[Data entries]
____________________

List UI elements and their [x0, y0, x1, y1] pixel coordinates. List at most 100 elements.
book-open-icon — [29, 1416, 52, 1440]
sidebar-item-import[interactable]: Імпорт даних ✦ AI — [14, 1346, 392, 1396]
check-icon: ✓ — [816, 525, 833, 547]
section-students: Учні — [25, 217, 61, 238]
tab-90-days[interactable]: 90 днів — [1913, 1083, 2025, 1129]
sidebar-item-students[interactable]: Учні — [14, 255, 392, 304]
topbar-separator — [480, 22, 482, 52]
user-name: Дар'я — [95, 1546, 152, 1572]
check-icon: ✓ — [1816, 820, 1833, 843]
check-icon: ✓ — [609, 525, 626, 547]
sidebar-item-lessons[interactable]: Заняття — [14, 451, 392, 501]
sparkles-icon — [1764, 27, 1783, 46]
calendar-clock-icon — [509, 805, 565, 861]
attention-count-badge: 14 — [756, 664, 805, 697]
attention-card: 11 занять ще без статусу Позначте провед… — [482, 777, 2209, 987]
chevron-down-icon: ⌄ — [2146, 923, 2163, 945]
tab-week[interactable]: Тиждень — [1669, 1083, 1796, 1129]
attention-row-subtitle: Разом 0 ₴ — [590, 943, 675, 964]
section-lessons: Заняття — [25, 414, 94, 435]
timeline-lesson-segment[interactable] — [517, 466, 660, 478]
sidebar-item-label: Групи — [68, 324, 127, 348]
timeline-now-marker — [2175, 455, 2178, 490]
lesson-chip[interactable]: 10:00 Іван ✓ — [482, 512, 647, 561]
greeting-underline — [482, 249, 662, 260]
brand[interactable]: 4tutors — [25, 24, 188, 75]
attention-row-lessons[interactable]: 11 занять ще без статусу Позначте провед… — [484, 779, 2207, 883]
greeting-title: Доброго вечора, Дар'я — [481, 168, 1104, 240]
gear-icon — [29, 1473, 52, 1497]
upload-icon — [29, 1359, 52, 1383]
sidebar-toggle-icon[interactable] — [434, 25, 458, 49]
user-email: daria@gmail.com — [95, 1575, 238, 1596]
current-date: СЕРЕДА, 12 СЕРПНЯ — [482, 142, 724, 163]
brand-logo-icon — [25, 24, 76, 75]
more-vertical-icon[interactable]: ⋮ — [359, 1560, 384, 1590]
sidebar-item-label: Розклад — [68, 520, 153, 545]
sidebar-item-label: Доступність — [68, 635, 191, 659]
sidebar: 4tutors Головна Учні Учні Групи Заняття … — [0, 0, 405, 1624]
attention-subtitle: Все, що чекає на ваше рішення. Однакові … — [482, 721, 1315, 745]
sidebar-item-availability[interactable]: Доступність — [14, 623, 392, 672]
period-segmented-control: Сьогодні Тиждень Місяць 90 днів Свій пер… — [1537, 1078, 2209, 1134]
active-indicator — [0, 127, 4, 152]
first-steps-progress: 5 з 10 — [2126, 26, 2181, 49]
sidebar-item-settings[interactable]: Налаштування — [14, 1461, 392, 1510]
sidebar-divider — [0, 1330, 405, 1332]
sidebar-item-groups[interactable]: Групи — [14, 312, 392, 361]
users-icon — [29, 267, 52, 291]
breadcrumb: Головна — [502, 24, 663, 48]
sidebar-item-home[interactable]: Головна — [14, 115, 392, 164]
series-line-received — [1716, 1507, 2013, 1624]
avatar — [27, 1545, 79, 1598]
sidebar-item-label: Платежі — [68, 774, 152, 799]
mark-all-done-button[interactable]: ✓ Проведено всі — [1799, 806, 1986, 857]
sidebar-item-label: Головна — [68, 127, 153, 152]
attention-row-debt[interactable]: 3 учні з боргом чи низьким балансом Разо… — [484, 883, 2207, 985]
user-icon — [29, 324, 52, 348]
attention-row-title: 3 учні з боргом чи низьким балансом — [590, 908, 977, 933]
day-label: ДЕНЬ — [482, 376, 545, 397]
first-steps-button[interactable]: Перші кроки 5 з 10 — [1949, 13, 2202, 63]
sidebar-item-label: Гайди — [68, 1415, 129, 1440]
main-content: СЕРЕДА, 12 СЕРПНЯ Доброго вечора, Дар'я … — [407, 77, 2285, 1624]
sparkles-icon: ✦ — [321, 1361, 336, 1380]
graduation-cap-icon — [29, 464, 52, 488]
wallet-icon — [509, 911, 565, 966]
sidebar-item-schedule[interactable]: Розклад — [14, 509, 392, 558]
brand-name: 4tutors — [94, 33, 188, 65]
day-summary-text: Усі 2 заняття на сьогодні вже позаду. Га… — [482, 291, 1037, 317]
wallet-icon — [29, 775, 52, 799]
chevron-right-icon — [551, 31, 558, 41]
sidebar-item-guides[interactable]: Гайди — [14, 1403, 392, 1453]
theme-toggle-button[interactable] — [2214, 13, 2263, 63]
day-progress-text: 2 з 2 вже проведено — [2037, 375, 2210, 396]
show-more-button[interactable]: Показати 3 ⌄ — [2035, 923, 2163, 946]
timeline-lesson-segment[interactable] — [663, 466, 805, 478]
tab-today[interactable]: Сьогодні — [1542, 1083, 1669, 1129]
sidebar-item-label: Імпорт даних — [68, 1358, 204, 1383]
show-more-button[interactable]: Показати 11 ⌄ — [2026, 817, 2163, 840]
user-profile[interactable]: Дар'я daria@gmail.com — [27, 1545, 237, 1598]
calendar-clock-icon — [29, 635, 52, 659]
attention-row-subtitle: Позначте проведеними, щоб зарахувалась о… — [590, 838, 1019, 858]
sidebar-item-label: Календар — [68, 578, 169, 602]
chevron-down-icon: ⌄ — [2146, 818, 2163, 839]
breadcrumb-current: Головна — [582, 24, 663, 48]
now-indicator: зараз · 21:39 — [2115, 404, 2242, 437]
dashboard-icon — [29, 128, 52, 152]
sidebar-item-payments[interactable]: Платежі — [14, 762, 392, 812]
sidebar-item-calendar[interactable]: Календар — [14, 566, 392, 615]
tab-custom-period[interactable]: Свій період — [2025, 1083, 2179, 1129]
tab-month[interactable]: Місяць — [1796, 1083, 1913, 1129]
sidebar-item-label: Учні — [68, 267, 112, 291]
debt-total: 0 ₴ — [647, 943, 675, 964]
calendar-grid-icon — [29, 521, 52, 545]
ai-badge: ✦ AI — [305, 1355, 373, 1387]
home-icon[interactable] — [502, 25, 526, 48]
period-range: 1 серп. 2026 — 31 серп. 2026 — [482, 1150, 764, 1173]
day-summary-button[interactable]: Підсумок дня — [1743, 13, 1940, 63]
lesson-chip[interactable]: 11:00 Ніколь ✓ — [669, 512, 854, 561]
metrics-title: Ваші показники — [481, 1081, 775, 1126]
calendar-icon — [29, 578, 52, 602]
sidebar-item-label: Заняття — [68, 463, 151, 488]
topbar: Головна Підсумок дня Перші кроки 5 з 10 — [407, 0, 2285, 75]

____________________

* [GIVEN INSTRUCTION]
Copy the whole listing above line for line, without changing a single character.

* [REPLY TO THE EXERCISE]
List UI elements and their [x0, y0, x1, y1] pixel coordinates. List at most 100 elements.
book-open-icon — [29, 1416, 52, 1440]
sidebar-item-import[interactable]: Імпорт даних ✦ AI — [14, 1346, 392, 1396]
check-icon: ✓ — [816, 525, 833, 547]
section-students: Учні — [25, 217, 61, 238]
tab-90-days[interactable]: 90 днів — [1913, 1083, 2025, 1129]
sidebar-item-students[interactable]: Учні — [14, 255, 392, 304]
topbar-separator — [480, 22, 482, 52]
user-name: Дар'я — [95, 1546, 152, 1572]
check-icon: ✓ — [1816, 820, 1833, 843]
check-icon: ✓ — [609, 525, 626, 547]
sidebar-item-lessons[interactable]: Заняття — [14, 451, 392, 501]
sparkles-icon — [1764, 27, 1783, 46]
calendar-clock-icon — [509, 805, 565, 861]
attention-count-badge: 14 — [756, 664, 805, 697]
attention-card: 11 занять ще без статусу Позначте провед… — [482, 777, 2209, 987]
chevron-down-icon: ⌄ — [2146, 923, 2163, 945]
tab-week[interactable]: Тиждень — [1669, 1083, 1796, 1129]
attention-row-subtitle: Разом 0 ₴ — [590, 943, 675, 964]
section-lessons: Заняття — [25, 414, 94, 435]
timeline-lesson-segment[interactable] — [517, 466, 660, 478]
sidebar-item-label: Групи — [68, 324, 127, 348]
timeline-now-marker — [2175, 455, 2178, 490]
lesson-chip[interactable]: 10:00 Іван ✓ — [482, 512, 647, 561]
greeting-underline — [482, 249, 662, 260]
brand[interactable]: 4tutors — [25, 24, 188, 75]
attention-row-lessons[interactable]: 11 занять ще без статусу Позначте провед… — [484, 779, 2207, 883]
greeting-title: Доброго вечора, Дар'я — [481, 168, 1104, 240]
gear-icon — [29, 1473, 52, 1497]
upload-icon — [29, 1359, 52, 1383]
sidebar-toggle-icon[interactable] — [434, 25, 458, 49]
user-email: daria@gmail.com — [95, 1575, 238, 1596]
current-date: СЕРЕДА, 12 СЕРПНЯ — [482, 142, 724, 163]
brand-logo-icon — [25, 24, 76, 75]
more-vertical-icon[interactable]: ⋮ — [359, 1560, 384, 1590]
sidebar-item-label: Розклад — [68, 520, 153, 545]
sidebar-item-label: Доступність — [68, 635, 191, 659]
sidebar: 4tutors Головна Учні Учні Групи Заняття … — [0, 0, 405, 1624]
attention-subtitle: Все, що чекає на ваше рішення. Однакові … — [482, 721, 1315, 745]
sidebar-item-availability[interactable]: Доступність — [14, 623, 392, 672]
period-segmented-control: Сьогодні Тиждень Місяць 90 днів Свій пер… — [1537, 1078, 2209, 1134]
active-indicator — [0, 127, 4, 152]
first-steps-progress: 5 з 10 — [2126, 26, 2181, 49]
sidebar-item-settings[interactable]: Налаштування — [14, 1461, 392, 1510]
sidebar-divider — [0, 1330, 405, 1332]
sidebar-item-groups[interactable]: Групи — [14, 312, 392, 361]
users-icon — [29, 267, 52, 291]
breadcrumb: Головна — [502, 24, 663, 48]
sidebar-item-home[interactable]: Головна — [14, 115, 392, 164]
series-line-received — [1716, 1507, 2013, 1624]
avatar — [27, 1545, 79, 1598]
sidebar-item-label: Платежі — [68, 774, 152, 799]
mark-all-done-button[interactable]: ✓ Проведено всі — [1799, 806, 1986, 857]
sidebar-item-label: Головна — [68, 127, 153, 152]
attention-row-debt[interactable]: 3 учні з боргом чи низьким балансом Разо… — [484, 883, 2207, 985]
user-icon — [29, 324, 52, 348]
attention-row-title: 3 учні з боргом чи низьким балансом — [590, 908, 977, 933]
day-label: ДЕНЬ — [482, 376, 545, 397]
first-steps-button[interactable]: Перші кроки 5 з 10 — [1949, 13, 2202, 63]
sidebar-item-label: Гайди — [68, 1415, 129, 1440]
main-content: СЕРЕДА, 12 СЕРПНЯ Доброго вечора, Дар'я … — [407, 77, 2285, 1624]
sparkles-icon: ✦ — [321, 1361, 336, 1380]
graduation-cap-icon — [29, 464, 52, 488]
wallet-icon — [509, 911, 565, 966]
sidebar-item-schedule[interactable]: Розклад — [14, 509, 392, 558]
brand-name: 4tutors — [94, 33, 188, 65]
day-summary-text: Усі 2 заняття на сьогодні вже позаду. Га… — [482, 291, 1037, 317]
wallet-icon — [29, 775, 52, 799]
chevron-right-icon — [551, 31, 558, 41]
sidebar-item-guides[interactable]: Гайди — [14, 1403, 392, 1453]
theme-toggle-button[interactable] — [2214, 13, 2263, 63]
day-progress-text: 2 з 2 вже проведено — [2037, 375, 2210, 396]
show-more-button[interactable]: Показати 3 ⌄ — [2035, 923, 2163, 946]
timeline-lesson-segment[interactable] — [663, 466, 805, 478]
tab-today[interactable]: Сьогодні — [1542, 1083, 1669, 1129]
sidebar-item-label: Імпорт даних — [68, 1358, 204, 1383]
show-more-button[interactable]: Показати 11 ⌄ — [2026, 817, 2163, 840]
user-profile[interactable]: Дар'я daria@gmail.com — [27, 1545, 237, 1598]
calendar-clock-icon — [29, 635, 52, 659]
attention-row-subtitle: Позначте проведеними, щоб зарахувалась о… — [590, 838, 1019, 858]
sidebar-item-label: Календар — [68, 578, 169, 602]
chevron-down-icon: ⌄ — [2146, 818, 2163, 839]
breadcrumb-current: Головна — [582, 24, 663, 48]
now-indicator: зараз · 21:39 — [2115, 404, 2242, 437]
dashboard-icon — [29, 128, 52, 152]
sidebar-item-payments[interactable]: Платежі — [14, 762, 392, 812]
sidebar-item-calendar[interactable]: Календар — [14, 566, 392, 615]
tab-custom-period[interactable]: Свій період — [2025, 1083, 2179, 1129]
tab-month[interactable]: Місяць — [1796, 1083, 1913, 1129]
sidebar-item-label: Учні — [68, 267, 112, 291]
debt-total: 0 ₴ — [647, 943, 675, 964]
calendar-grid-icon — [29, 521, 52, 545]
ai-badge: ✦ AI — [305, 1355, 373, 1387]
home-icon[interactable] — [502, 25, 526, 48]
period-range: 1 серп. 2026 — 31 серп. 2026 — [482, 1150, 764, 1173]
day-summary-button[interactable]: Підсумок дня — [1743, 13, 1940, 63]
lesson-chip[interactable]: 11:00 Ніколь ✓ — [669, 512, 854, 561]
metrics-title: Ваші показники — [481, 1081, 775, 1126]
calendar-icon — [29, 578, 52, 602]
sidebar-item-label: Заняття — [68, 463, 151, 488]
topbar: Головна Підсумок дня Перші кроки 5 з 10 — [407, 0, 2285, 75]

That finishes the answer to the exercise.